-- Begin INFORMATION PROVIDED --

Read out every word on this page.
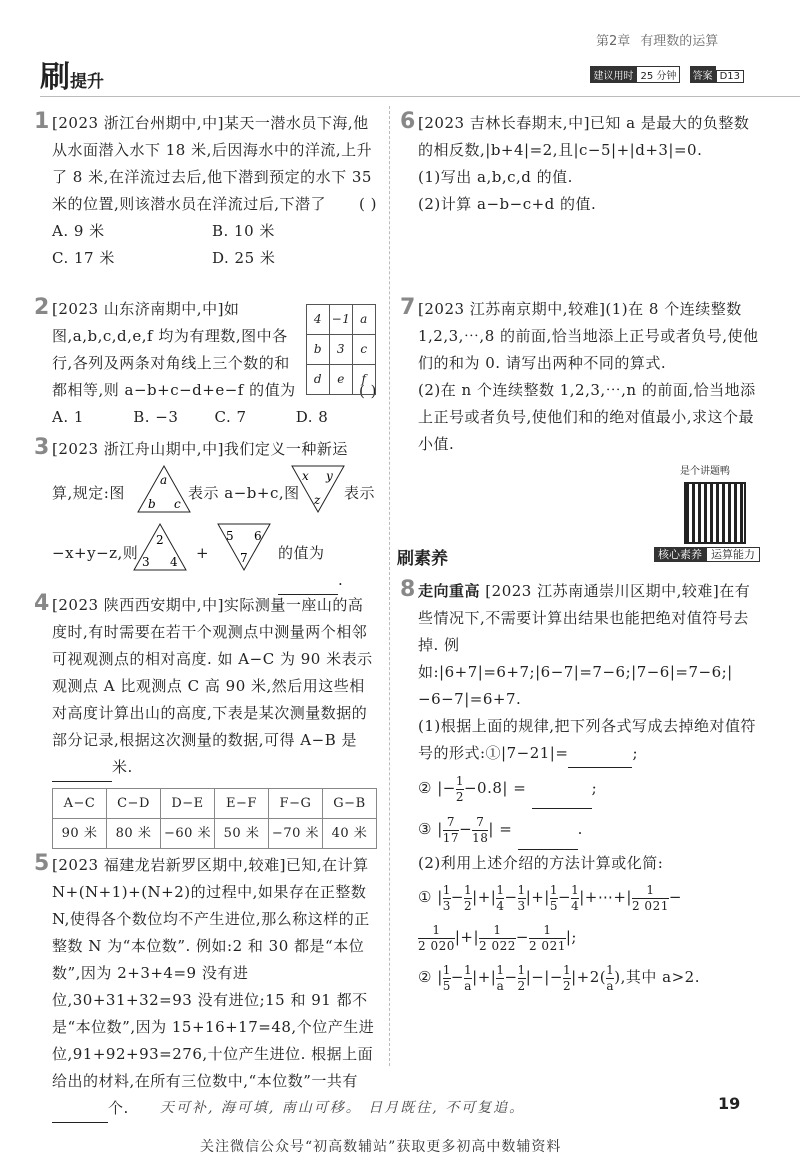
第2章 有理数的运算
刷提升	建议用时 25 分钟 答案 D13
1 [2023 浙江台州期中,中]某天一潜水员下海,他从水面潜入水下 18 米,后因海水中的洋流,上升了 8 米,在洋流过去后,他下潜到预定的水下 35 米的位置,则该潜水员在洋流过后,下潜了 ( )
A. 9 米	B. 10 米
C. 17 米	D. 25 米
2 [2023 山东济南期中,中]如图,a,b,c,d,e,f 均为有理数,图中各行,各列及两条对角线上三个数的和都相等,则 a−b+c−d+e−f 的值为	( )
4	−1	a
b	3	c
d	e	f
A. 1	B. −3	C. 7	D. 8
3 [2023 浙江舟山期中,中]我们定义一种新运
算,规定:图
a
b c
表示 a−b+c,图
x y
z 表示
−x+y−z,则
2
3 4 +
5 6
7 的值为 .
4 [2023 陕西西安期中,中]实际测量一座山的高度时,有时需要在若干个观测点中测量两个相邻可视观测点的相对高度. 如 A−C 为 90 米表示观测点 A 比观测点 C 高 90 米,然后用这些相对高度计算出山的高度,下表是某次测量数据的部分记录,根据这次测量的数据,可得 A−B 是  米.
A−C	C−D	D−E	E−F	F−G	G−B
90 米	80 米	−60 米	50 米	−70 米	40 米
5 [2023 福建龙岩新罗区期中,较难]已知,在计算 N+(N+1)+(N+2)的过程中,如果存在正整数 N,使得各个数位均不产生进位,那么称这样的正整数 N 为“本位数”. 例如:2 和 30 都是“本位数”,因为 2+3+4=9 没有进位,30+31+32=93 没有进位;15 和 91 都不是“本位数”,因为 15+16+17=48,个位产生进位,91+92+93=276,十位产生进位. 根据上面给出的材料,在所有三位数中,“本位数”一共有  个.
6 [2023 吉林长春期末,中]已知 a 是最大的负整数的相反数,|b+4|=2,且|c−5|+|d+3|=0.
(1)写出 a,b,c,d 的值.
(2)计算 a−b−c+d 的值.
7 [2023 江苏南京期中,较难](1)在 8 个连续整数 1,2,3,⋯,8 的前面,恰当地添上正号或者负号,使他们的和为 0. 请写出两种不同的算式.
(2)在 n 个连续整数 1,2,3,⋯,n 的前面,恰当地添上正号或者负号,使他们和的绝对值最小,求这个最小值.
是个讲题鸭
刷素养	核心素养 运算能力
8 走向重高 [2023 江苏南通崇川区期中,较难]在有些情况下,不需要计算出结果也能把绝对值符号去掉. 例如:|6+7|=6+7;|6−7|=7−6;|7−6|=7−6;|−6−7|=6+7.
(1)根据上面的规律,把下列各式写成去掉绝对值符号的形式:①|7−21|=	;
② |− $\frac{1}{2} -0.8|$ =	;
③ | $\frac{7}{17} - \frac{7}{18}$ | =	.
(2)利用上述介绍的方法计算或化简:
① | $\frac{1}{3} - \frac{1}{2}$ |+| $\frac{1}{4} - \frac{1}{3}$ |+| $\frac{1}{5} - \frac{1}{4}$ |+⋯+| $\frac{1}{2 021}$ −
$\frac{1}{2 020}$ |+| $\frac{1}{2 022} - \frac{1}{2 021}$ |;
② | $\frac{1}{5} - \frac{1}{a}$ |+| $\frac{1}{a} - \frac{1}{2}$ |−|− $\frac{1}{2} |+2( \frac{1}{a}$ ),其中 a>2.
天可补, 海可填, 南山可移。 日月既往, 不可复追。	19
关注微信公众号“初高数辅站”获取更多初高中数辅资料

-- End INFORMATION PROVIDED --

» GIVEN TASK: Across the entries, how many lines contain "frac"? Reply with the number only.

» THE ANSWER: 5